WORK TO BE COMPLETED
Each entry below is to be written out exactly, and the pictures are to be left out.

[Figure data in JSON]

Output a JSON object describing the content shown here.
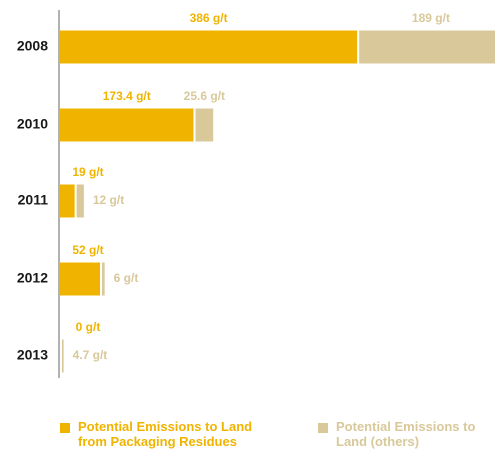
{
  "chart_data": {
    "type": "stacked_barh",
    "categories": [
      "2008",
      "2010",
      "2011",
      "2012",
      "2013"
    ],
    "series": [
      {
        "name": "Potential Emissions to Land from Packaging Residues",
        "color": "#f0b400",
        "values": [
          386,
          173.4,
          19,
          52,
          0
        ],
        "value_labels": [
          "386 g/t",
          "173.4 g/t",
          "19 g/t",
          "52 g/t",
          "0 g/t"
        ]
      },
      {
        "name": "Potential Emissions to Land (others)",
        "color": "#d8c89a",
        "values": [
          189,
          25.6,
          12,
          6,
          4.7
        ],
        "value_labels": [
          "189 g/t",
          "25.6 g/t",
          "12 g/t",
          "6 g/t",
          "4.7 g/t"
        ]
      }
    ],
    "xlim": [
      0,
      565
    ]
  }
}
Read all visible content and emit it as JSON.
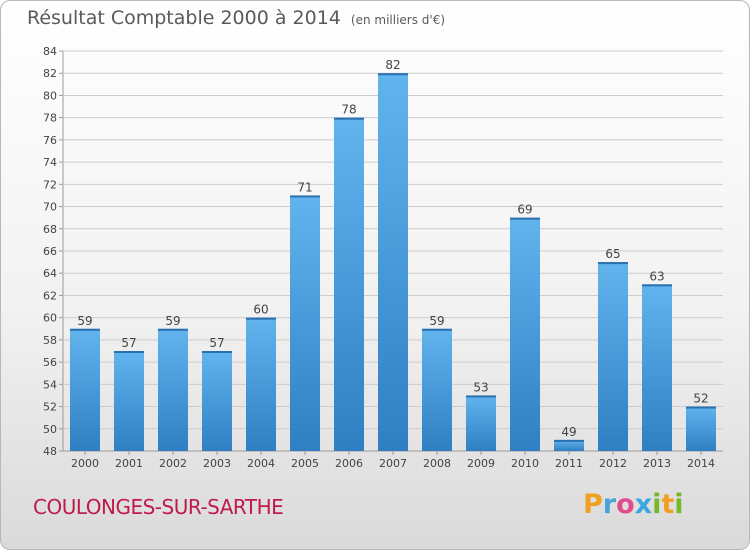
{
  "header": {
    "title": "Résultat Comptable 2000 à 2014",
    "unit": "(en milliers d'€)"
  },
  "footer": {
    "commune": "COULONGES-SUR-SARTHE",
    "logo_letters": [
      "P",
      "r",
      "o",
      "x",
      "i",
      "t",
      "i"
    ]
  },
  "colors": {
    "bar_top": "#62b4ee",
    "bar_bottom": "#2f7fc2",
    "commune": "#c01a4c"
  },
  "chart_data": {
    "type": "bar",
    "title": "Résultat Comptable 2000 à 2014",
    "xlabel": "",
    "ylabel": "",
    "categories": [
      "2000",
      "2001",
      "2002",
      "2003",
      "2004",
      "2005",
      "2006",
      "2007",
      "2008",
      "2009",
      "2010",
      "2011",
      "2012",
      "2013",
      "2014"
    ],
    "values": [
      59,
      57,
      59,
      57,
      60,
      71,
      78,
      82,
      59,
      53,
      69,
      49,
      65,
      63,
      52
    ],
    "ylim": [
      48,
      84
    ],
    "yticks": [
      48,
      50,
      52,
      54,
      56,
      58,
      60,
      62,
      64,
      66,
      68,
      70,
      72,
      74,
      76,
      78,
      80,
      82,
      84
    ],
    "grid": true,
    "legend": "none"
  }
}
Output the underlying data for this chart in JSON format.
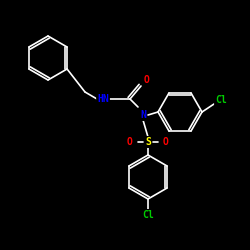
{
  "background": "#000000",
  "bond_color": "#ffffff",
  "atom_colors": {
    "N": "#0000ff",
    "O": "#ff0000",
    "Cl": "#00cc00",
    "S": "#ffff00",
    "H": "#ffffff",
    "C": "#ffffff"
  },
  "font_size_atom": 7,
  "fig_width": 2.5,
  "fig_height": 2.5,
  "dpi": 100
}
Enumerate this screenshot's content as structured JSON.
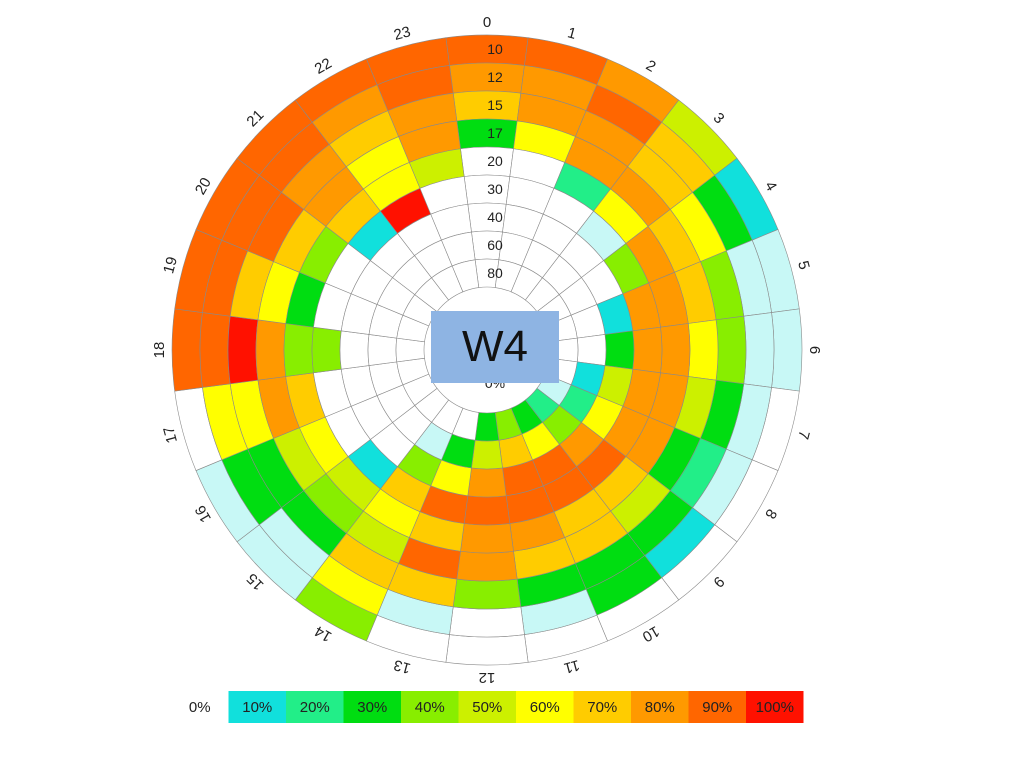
{
  "title": "W4",
  "colors": {
    "scale": [
      "#ffffff",
      "#c8f8f6",
      "#11e0dc",
      "#22ee88",
      "#00dd11",
      "#88ee00",
      "#ccf000",
      "#ffff00",
      "#ffcc00",
      "#ff9900",
      "#ff6600",
      "#ff1100"
    ]
  },
  "chart_data": {
    "type": "heatmap",
    "title": "W4",
    "angular_axis": {
      "labels": [
        "0",
        "1",
        "2",
        "3",
        "4",
        "5",
        "6",
        "7",
        "8",
        "9",
        "10",
        "11",
        "12",
        "13",
        "14",
        "15",
        "16",
        "17",
        "18",
        "19",
        "20",
        "21",
        "22",
        "23"
      ]
    },
    "radial_axis": {
      "labels_outer_to_inner": [
        "10",
        "12",
        "15",
        "17",
        "20",
        "30",
        "40",
        "60",
        "80",
        "0%"
      ]
    },
    "legend": {
      "labels": [
        "0%",
        "10%",
        "20%",
        "30%",
        "40%",
        "50%",
        "60%",
        "70%",
        "80%",
        "90%",
        "100%"
      ],
      "placement": "bottom"
    },
    "color_code_note": "cell values: 0 = 0%, 0.5 = light cyan, 1 = 10%, 2 = 20%, ... 10 = 100%",
    "rows_by_ring_outer_to_inner": [
      [
        9,
        9,
        8,
        5,
        1,
        0.5,
        0.5,
        0,
        0,
        0,
        0,
        0,
        0,
        0,
        4,
        0.5,
        0.5,
        0,
        9,
        9,
        9,
        9,
        9,
        9
      ],
      [
        8,
        8,
        9,
        7,
        3,
        0.5,
        0.5,
        0.5,
        0.5,
        1,
        3,
        0.5,
        0,
        0.5,
        6,
        0.5,
        3,
        6,
        9,
        9,
        9,
        9,
        8,
        9
      ],
      [
        7,
        8,
        8,
        7,
        6,
        4,
        4,
        3,
        2,
        3,
        3,
        3,
        4,
        7,
        7,
        3,
        3,
        6,
        10,
        7,
        9,
        8,
        7,
        8
      ],
      [
        3,
        6,
        8,
        8,
        7,
        7,
        6,
        5,
        3,
        5,
        7,
        7,
        8,
        9,
        5,
        4,
        5,
        8,
        8,
        6,
        7,
        8,
        6,
        8
      ],
      [
        0,
        0,
        2,
        6,
        8,
        8,
        8,
        8,
        8,
        7,
        7,
        8,
        8,
        7,
        6,
        5,
        6,
        7,
        4,
        3,
        4,
        7,
        6,
        5
      ],
      [
        0,
        0,
        0,
        0.5,
        4,
        8,
        8,
        8,
        8,
        9,
        9,
        9,
        9,
        9,
        7,
        1,
        0,
        0,
        4,
        0,
        0,
        1,
        10,
        0
      ],
      [
        0,
        0,
        0,
        0,
        0,
        1,
        3,
        5,
        6,
        8,
        9,
        9,
        8,
        6,
        4,
        0,
        0,
        0,
        0,
        0,
        0,
        0,
        0,
        0
      ],
      [
        0,
        0,
        0,
        0,
        0,
        0,
        0,
        1,
        2,
        4,
        6,
        7,
        5,
        3,
        0.5,
        0,
        0,
        0,
        0,
        0,
        0,
        0,
        0,
        0
      ],
      [
        0,
        0,
        0,
        0,
        0,
        0,
        0,
        0,
        0.5,
        2,
        3,
        4,
        3,
        0,
        0,
        0,
        0,
        0,
        0,
        0,
        0,
        0,
        0,
        0
      ]
    ]
  }
}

TASK RESULT
Output a JSON object describing the content shown here.
{
  "chart_data": {
    "type": "stacked_barh",
    "categories": [
      "2008",
      "2010",
      "2011",
      "2012",
      "2013"
    ],
    "series": [
      {
        "name": "Potential Emissions to Land from Packaging Residues",
        "color": "#f0b400",
        "values": [
          386,
          173.4,
          19,
          52,
          0
        ],
        "value_labels": [
          "386 g/t",
          "173.4 g/t",
          "19 g/t",
          "52 g/t",
          "0 g/t"
        ]
      },
      {
        "name": "Potential Emissions to Land (others)",
        "color": "#d8c89a",
        "values": [
          189,
          25.6,
          12,
          6,
          4.7
        ],
        "value_labels": [
          "189 g/t",
          "25.6 g/t",
          "12 g/t",
          "6 g/t",
          "4.7 g/t"
        ]
      }
    ],
    "xlim": [
      0,
      565
    ]
  }
}
Read all visible content and emit it as JSON.
{
  "header": {
    "title": "Résultat Comptable 2000 à 2014",
    "unit": "(en milliers d'€)"
  },
  "footer": {
    "commune": "COULONGES-SUR-SARTHE",
    "logo_letters": [
      "P",
      "r",
      "o",
      "x",
      "i",
      "t",
      "i"
    ]
  },
  "colors": {
    "bar_top": "#62b4ee",
    "bar_bottom": "#2f7fc2",
    "commune": "#c01a4c"
  },
  "chart_data": {
    "type": "bar",
    "title": "Résultat Comptable 2000 à 2014",
    "xlabel": "",
    "ylabel": "",
    "categories": [
      "2000",
      "2001",
      "2002",
      "2003",
      "2004",
      "2005",
      "2006",
      "2007",
      "2008",
      "2009",
      "2010",
      "2011",
      "2012",
      "2013",
      "2014"
    ],
    "values": [
      59,
      57,
      59,
      57,
      60,
      71,
      78,
      82,
      59,
      53,
      69,
      49,
      65,
      63,
      52
    ],
    "ylim": [
      48,
      84
    ],
    "yticks": [
      48,
      50,
      52,
      54,
      56,
      58,
      60,
      62,
      64,
      66,
      68,
      70,
      72,
      74,
      76,
      78,
      80,
      82,
      84
    ],
    "grid": true,
    "legend": "none"
  }
}
Output the underlying data for this chart in JSON format.
{
  "background": "#000000",
  "bond_color": "#ffffff",
  "atom_colors": {
    "N": "#0000ff",
    "O": "#ff0000",
    "Cl": "#00cc00",
    "S": "#ffff00",
    "H": "#ffffff",
    "C": "#ffffff"
  },
  "font_size_atom": 7,
  "fig_width": 2.5,
  "fig_height": 2.5,
  "dpi": 100
}
Enumerate this screenshot's content as structured JSON.
{
  "title": "W4",
  "colors": {
    "scale": [
      "#ffffff",
      "#c8f8f6",
      "#11e0dc",
      "#22ee88",
      "#00dd11",
      "#88ee00",
      "#ccf000",
      "#ffff00",
      "#ffcc00",
      "#ff9900",
      "#ff6600",
      "#ff1100"
    ]
  },
  "chart_data": {
    "type": "heatmap",
    "title": "W4",
    "angular_axis": {
      "labels": [
        "0",
        "1",
        "2",
        "3",
        "4",
        "5",
        "6",
        "7",
        "8",
        "9",
        "10",
        "11",
        "12",
        "13",
        "14",
        "15",
        "16",
        "17",
        "18",
        "19",
        "20",
        "21",
        "22",
        "23"
      ]
    },
    "radial_axis": {
      "labels_outer_to_inner": [
        "10",
        "12",
        "15",
        "17",
        "20",
        "30",
        "40",
        "60",
        "80",
        "0%"
      ]
    },
    "legend": {
      "labels": [
        "0%",
        "10%",
        "20%",
        "30%",
        "40%",
        "50%",
        "60%",
        "70%",
        "80%",
        "90%",
        "100%"
      ],
      "placement": "bottom"
    },
    "color_code_note": "cell values: 0 = 0%, 0.5 = light cyan, 1 = 10%, 2 = 20%, ... 10 = 100%",
    "rows_by_ring_outer_to_inner": [
      [
        9,
        9,
        8,
        5,
        1,
        0.5,
        0.5,
        0,
        0,
        0,
        0,
        0,
        0,
        0,
        4,
        0.5,
        0.5,
        0,
        9,
        9,
        9,
        9,
        9,
        9
      ],
      [
        8,
        8,
        9,
        7,
        3,
        0.5,
        0.5,
        0.5,
        0.5,
        1,
        3,
        0.5,
        0,
        0.5,
        6,
        0.5,
        3,
        6,
        9,
        9,
        9,
        9,
        8,
        9
      ],
      [
        7,
        8,
        8,
        7,
        6,
        4,
        4,
        3,
        2,
        3,
        3,
        3,
        4,
        7,
        7,
        3,
        3,
        6,
        10,
        7,
        9,
        8,
        7,
        8
      ],
      [
        3,
        6,
        8,
        8,
        7,
        7,
        6,
        5,
        3,
        5,
        7,
        7,
        8,
        9,
        5,
        4,
        5,
        8,
        8,
        6,
        7,
        8,
        6,
        8
      ],
      [
        0,
        0,
        2,
        6,
        8,
        8,
        8,
        8,
        8,
        7,
        7,
        8,
        8,
        7,
        6,
        5,
        6,
        7,
        4,
        3,
        4,
        7,
        6,
        5
      ],
      [
        0,
        0,
        0,
        0.5,
        4,
        8,
        8,
        8,
        8,
        9,
        9,
        9,
        9,
        9,
        7,
        1,
        0,
        0,
        4,
        0,
        0,
        1,
        10,
        0
      ],
      [
        0,
        0,
        0,
        0,
        0,
        1,
        3,
        5,
        6,
        8,
        9,
        9,
        8,
        6,
        4,
        0,
        0,
        0,
        0,
        0,
        0,
        0,
        0,
        0
      ],
      [
        0,
        0,
        0,
        0,
        0,
        0,
        0,
        1,
        2,
        4,
        6,
        7,
        5,
        3,
        0.5,
        0,
        0,
        0,
        0,
        0,
        0,
        0,
        0,
        0
      ],
      [
        0,
        0,
        0,
        0,
        0,
        0,
        0,
        0,
        0.5,
        2,
        3,
        4,
        3,
        0,
        0,
        0,
        0,
        0,
        0,
        0,
        0,
        0,
        0,
        0
      ]
    ]
  }
}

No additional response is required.